■ Supplied material ■
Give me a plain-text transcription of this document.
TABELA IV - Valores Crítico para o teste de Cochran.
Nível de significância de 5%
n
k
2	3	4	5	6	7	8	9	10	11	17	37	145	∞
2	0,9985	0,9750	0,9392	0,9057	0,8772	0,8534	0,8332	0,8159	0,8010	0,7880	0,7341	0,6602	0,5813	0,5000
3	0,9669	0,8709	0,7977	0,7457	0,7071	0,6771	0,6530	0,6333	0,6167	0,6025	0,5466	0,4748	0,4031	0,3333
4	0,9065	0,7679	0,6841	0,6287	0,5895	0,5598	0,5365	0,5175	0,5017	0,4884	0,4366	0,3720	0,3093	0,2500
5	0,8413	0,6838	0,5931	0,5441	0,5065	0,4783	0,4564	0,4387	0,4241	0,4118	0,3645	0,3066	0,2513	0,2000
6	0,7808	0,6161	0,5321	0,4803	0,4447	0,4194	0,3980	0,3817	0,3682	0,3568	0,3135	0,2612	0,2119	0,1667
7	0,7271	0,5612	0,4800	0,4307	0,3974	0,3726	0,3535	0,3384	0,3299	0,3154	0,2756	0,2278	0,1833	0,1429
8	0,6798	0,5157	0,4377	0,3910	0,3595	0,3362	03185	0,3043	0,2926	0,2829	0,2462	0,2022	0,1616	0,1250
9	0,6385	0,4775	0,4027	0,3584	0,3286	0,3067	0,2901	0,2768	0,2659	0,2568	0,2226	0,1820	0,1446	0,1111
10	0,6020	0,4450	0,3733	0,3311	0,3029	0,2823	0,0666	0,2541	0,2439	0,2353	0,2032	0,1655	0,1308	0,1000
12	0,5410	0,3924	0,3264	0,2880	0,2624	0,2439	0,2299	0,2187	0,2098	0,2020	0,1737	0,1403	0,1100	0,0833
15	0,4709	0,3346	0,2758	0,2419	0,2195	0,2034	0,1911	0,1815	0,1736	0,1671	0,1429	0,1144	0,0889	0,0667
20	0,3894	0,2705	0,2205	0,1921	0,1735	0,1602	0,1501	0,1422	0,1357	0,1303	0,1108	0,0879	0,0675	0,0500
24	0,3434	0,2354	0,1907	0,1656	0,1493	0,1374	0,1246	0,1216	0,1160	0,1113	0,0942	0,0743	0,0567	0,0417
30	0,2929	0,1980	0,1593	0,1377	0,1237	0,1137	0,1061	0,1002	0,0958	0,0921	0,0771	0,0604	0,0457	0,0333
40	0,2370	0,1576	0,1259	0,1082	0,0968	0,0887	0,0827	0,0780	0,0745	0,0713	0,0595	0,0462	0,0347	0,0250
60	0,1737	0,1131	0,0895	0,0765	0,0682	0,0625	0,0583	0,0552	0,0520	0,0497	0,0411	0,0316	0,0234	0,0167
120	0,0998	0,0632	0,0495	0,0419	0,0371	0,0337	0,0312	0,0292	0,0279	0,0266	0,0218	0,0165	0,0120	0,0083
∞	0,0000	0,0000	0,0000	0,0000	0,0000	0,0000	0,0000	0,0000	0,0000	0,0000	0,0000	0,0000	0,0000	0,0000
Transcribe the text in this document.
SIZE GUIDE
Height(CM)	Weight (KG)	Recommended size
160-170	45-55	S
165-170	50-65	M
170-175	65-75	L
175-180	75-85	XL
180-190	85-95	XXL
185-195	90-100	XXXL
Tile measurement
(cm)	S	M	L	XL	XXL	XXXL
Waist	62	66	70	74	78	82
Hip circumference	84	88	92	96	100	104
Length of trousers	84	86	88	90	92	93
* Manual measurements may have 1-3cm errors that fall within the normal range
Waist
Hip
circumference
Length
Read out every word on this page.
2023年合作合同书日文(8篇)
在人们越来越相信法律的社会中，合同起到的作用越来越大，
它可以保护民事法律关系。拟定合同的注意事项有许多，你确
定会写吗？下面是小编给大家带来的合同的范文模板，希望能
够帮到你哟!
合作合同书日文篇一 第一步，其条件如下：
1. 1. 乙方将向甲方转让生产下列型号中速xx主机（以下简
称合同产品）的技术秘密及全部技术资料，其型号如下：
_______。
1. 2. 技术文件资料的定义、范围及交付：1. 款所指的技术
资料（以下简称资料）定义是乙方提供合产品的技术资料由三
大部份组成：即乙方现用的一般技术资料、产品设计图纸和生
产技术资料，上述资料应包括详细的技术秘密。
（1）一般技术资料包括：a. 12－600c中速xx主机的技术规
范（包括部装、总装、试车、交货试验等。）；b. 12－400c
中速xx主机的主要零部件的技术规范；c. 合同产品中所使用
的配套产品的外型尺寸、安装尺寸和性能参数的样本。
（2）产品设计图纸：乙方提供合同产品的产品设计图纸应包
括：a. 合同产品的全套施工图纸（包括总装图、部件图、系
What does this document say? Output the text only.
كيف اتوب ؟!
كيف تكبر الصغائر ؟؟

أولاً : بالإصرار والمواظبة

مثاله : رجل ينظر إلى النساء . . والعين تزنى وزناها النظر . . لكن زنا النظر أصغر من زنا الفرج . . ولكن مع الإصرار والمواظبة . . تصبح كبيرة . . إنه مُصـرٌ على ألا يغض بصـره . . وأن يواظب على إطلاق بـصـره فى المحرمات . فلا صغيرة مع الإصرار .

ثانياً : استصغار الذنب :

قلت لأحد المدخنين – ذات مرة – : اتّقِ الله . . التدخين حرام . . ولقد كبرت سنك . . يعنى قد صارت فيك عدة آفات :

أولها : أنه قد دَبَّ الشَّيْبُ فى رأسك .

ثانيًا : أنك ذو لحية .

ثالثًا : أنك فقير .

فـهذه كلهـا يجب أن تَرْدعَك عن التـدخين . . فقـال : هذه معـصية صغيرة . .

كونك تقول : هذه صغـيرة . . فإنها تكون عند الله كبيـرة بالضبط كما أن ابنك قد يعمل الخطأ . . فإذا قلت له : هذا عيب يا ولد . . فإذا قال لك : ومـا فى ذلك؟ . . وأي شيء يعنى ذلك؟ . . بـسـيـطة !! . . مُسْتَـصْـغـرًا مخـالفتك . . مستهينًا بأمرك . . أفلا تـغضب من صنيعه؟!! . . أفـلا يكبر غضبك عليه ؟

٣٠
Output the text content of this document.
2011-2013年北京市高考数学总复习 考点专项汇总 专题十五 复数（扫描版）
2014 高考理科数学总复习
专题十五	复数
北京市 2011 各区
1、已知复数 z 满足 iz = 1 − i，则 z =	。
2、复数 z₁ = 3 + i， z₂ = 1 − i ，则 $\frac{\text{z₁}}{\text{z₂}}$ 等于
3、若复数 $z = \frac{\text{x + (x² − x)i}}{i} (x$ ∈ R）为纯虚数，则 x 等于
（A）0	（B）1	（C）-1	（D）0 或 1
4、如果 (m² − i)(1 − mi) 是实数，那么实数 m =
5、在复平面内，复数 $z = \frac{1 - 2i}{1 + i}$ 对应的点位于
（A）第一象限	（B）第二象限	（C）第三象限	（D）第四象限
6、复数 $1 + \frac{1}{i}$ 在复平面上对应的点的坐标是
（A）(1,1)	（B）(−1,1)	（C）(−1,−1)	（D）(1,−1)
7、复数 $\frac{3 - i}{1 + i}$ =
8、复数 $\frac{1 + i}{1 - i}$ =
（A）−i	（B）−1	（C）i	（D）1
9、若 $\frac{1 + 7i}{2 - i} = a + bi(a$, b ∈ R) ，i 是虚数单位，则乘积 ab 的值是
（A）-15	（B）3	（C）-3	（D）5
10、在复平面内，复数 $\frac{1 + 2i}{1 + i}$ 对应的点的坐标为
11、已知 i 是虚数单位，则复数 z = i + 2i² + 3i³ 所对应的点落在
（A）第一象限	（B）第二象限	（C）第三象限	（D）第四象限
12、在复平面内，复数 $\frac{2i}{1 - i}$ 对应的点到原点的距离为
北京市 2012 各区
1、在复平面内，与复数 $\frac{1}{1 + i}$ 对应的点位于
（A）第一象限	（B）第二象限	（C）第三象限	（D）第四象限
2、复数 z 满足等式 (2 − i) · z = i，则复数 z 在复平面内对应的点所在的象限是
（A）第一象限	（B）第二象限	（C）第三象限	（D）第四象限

■ Exercise instructions ■
Isolate each line of the listing above that includes "document". Copy it.

■ Expected output ■
Give me a plain-text transcription of this document.
Transcribe the text in this document.
What does this document say? Output the text only.
Output the text content of this document.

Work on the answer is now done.